◆ **Extracted data entries**
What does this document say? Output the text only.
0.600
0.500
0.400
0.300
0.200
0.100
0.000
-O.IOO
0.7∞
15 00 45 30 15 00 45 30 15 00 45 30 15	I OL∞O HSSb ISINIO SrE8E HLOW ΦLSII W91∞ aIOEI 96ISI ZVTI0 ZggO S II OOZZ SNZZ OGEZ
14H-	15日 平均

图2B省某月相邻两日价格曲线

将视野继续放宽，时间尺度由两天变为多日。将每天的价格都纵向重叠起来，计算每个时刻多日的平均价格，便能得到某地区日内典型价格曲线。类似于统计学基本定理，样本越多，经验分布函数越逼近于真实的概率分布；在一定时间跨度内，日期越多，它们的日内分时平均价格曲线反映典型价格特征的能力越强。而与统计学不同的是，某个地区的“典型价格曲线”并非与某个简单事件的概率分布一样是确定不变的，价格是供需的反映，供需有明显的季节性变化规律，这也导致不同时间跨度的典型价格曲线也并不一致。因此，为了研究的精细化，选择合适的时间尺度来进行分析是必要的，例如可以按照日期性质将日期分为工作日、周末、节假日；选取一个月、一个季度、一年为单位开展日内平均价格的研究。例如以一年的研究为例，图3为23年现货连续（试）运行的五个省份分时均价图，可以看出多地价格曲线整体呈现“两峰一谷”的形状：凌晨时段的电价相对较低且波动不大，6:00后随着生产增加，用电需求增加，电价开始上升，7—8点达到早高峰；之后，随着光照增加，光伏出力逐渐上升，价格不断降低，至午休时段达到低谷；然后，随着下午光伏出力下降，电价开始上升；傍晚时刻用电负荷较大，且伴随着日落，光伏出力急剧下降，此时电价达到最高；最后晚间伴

◆ **WHAT THE EXERCISE ASKS**
Return all of the data word for word.

◆ **RESPONSE TO THIS EXERCISE**
What does this document say? Output the text only.
0.600
0.500
0.400
0.300
0.200
0.100
0.000
-O.IOO
0.7∞
15 00 45 30 15 00 45 30 15 00 45 30 15	I OL∞O HSSb ISINIO SrE8E HLOW ΦLSII W91∞ aIOEI 96ISI ZVTI0 ZggO S II OOZZ SNZZ OGEZ
14H-	15日 平均

图2B省某月相邻两日价格曲线

将视野继续放宽，时间尺度由两天变为多日。将每天的价格都纵向重叠起来，计算每个时刻多日的平均价格，便能得到某地区日内典型价格曲线。类似于统计学基本定理，样本越多，经验分布函数越逼近于真实的概率分布；在一定时间跨度内，日期越多，它们的日内分时平均价格曲线反映典型价格特征的能力越强。而与统计学不同的是，某个地区的“典型价格曲线”并非与某个简单事件的概率分布一样是确定不变的，价格是供需的反映，供需有明显的季节性变化规律，这也导致不同时间跨度的典型价格曲线也并不一致。因此，为了研究的精细化，选择合适的时间尺度来进行分析是必要的，例如可以按照日期性质将日期分为工作日、周末、节假日；选取一个月、一个季度、一年为单位开展日内平均价格的研究。例如以一年的研究为例，图3为23年现货连续（试）运行的五个省份分时均价图，可以看出多地价格曲线整体呈现“两峰一谷”的形状：凌晨时段的电价相对较低且波动不大，6:00后随着生产增加，用电需求增加，电价开始上升，7—8点达到早高峰；之后，随着光照增加，光伏出力逐渐上升，价格不断降低，至午休时段达到低谷；然后，随着下午光伏出力下降，电价开始上升；傍晚时刻用电负荷较大，且伴随着日落，光伏出力急剧下降，此时电价达到最高；最后晚间伴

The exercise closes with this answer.